START SUPPLIED RECORDS

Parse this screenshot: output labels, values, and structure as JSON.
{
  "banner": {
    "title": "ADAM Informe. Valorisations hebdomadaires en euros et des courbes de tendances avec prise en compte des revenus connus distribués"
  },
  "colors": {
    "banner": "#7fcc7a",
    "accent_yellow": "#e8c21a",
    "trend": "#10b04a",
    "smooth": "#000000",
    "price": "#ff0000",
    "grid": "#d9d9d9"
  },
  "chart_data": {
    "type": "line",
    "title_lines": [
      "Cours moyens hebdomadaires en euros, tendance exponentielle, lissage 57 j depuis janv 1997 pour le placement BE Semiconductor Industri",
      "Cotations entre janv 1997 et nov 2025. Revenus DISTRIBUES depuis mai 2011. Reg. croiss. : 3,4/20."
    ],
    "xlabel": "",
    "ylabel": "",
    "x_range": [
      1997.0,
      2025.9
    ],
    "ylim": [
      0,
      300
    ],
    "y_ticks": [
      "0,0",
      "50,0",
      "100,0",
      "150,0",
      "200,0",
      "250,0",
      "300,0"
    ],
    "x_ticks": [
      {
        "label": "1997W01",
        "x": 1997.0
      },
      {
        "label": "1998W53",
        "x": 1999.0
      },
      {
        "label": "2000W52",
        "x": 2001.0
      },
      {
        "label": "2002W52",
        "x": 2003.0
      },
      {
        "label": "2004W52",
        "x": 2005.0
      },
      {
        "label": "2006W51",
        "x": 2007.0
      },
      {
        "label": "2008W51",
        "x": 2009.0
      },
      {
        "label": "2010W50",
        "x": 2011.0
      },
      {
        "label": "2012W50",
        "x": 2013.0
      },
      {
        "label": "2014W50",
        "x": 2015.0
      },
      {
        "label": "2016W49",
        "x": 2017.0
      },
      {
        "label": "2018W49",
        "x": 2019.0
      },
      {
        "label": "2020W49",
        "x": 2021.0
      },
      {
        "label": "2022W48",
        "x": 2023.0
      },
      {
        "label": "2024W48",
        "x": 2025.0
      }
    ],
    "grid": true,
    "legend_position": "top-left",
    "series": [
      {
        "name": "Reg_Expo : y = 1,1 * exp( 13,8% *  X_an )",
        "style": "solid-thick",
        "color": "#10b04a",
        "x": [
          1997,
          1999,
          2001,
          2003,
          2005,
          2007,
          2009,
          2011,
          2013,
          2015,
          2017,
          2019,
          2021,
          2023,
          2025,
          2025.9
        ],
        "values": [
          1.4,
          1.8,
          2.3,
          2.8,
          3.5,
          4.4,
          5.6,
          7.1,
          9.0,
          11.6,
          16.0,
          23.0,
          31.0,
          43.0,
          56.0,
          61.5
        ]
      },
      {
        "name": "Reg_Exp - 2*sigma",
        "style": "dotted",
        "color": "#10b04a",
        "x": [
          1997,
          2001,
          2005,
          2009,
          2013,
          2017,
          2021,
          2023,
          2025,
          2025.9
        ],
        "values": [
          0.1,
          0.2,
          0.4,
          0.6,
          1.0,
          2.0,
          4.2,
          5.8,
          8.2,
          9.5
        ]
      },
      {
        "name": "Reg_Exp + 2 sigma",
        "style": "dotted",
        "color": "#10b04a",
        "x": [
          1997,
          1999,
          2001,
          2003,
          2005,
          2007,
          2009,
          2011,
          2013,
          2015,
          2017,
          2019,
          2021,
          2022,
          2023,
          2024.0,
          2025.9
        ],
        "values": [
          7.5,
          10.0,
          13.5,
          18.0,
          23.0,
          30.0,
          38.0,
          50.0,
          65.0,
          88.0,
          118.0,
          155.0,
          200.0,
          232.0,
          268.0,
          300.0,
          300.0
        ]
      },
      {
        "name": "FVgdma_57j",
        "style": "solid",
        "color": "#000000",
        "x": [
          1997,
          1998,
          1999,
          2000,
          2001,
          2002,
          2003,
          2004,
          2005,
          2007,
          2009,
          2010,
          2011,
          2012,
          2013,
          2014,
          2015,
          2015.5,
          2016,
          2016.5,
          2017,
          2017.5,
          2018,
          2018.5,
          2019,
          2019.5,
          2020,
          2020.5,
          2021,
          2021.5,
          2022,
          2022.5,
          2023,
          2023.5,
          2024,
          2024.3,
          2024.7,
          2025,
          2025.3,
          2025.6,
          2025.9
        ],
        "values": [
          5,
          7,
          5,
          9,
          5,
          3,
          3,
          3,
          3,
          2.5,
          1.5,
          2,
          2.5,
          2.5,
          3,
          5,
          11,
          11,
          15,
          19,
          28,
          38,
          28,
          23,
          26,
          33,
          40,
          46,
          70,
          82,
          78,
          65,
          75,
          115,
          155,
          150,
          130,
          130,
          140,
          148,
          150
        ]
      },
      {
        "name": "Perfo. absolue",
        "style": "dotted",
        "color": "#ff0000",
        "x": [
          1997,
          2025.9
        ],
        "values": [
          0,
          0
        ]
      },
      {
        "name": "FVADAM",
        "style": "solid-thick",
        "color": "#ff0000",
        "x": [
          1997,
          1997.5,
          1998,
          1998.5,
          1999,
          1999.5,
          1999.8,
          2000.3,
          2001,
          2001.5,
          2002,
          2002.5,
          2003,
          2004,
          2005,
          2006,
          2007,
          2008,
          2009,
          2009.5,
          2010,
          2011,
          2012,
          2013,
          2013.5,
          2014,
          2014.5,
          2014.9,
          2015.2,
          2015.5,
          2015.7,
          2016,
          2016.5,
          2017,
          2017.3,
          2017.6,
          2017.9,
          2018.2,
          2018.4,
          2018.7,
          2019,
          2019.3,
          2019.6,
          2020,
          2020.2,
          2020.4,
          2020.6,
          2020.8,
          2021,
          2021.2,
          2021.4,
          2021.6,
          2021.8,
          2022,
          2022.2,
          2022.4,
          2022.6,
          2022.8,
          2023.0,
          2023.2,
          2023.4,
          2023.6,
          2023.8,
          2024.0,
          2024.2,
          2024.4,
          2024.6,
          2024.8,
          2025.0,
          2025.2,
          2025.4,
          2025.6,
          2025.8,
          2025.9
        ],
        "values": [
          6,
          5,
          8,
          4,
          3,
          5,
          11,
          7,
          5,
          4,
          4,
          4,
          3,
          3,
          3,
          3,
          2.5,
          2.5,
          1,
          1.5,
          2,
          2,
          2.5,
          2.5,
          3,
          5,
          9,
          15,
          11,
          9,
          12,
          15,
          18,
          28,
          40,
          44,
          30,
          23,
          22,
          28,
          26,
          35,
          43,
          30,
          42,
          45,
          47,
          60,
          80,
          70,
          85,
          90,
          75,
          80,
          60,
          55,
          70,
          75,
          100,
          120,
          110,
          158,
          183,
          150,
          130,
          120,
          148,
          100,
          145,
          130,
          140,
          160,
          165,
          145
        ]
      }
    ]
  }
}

END SUPPLIED RECORDS

* YOUR TASK *
Lines from the records above that hold "hebdomadaires" are the ones to list.

* WRITTEN ANSWER *
    "title": "ADAM Informe. Valorisations hebdomadaires en euros et des courbes de tendances avec prise en compte des revenus connus distribués"
      "Cours moyens hebdomadaires en euros, tendance exponentielle, lissage 57 j depuis janv 1997 pour le placement BE Semiconductor Industri",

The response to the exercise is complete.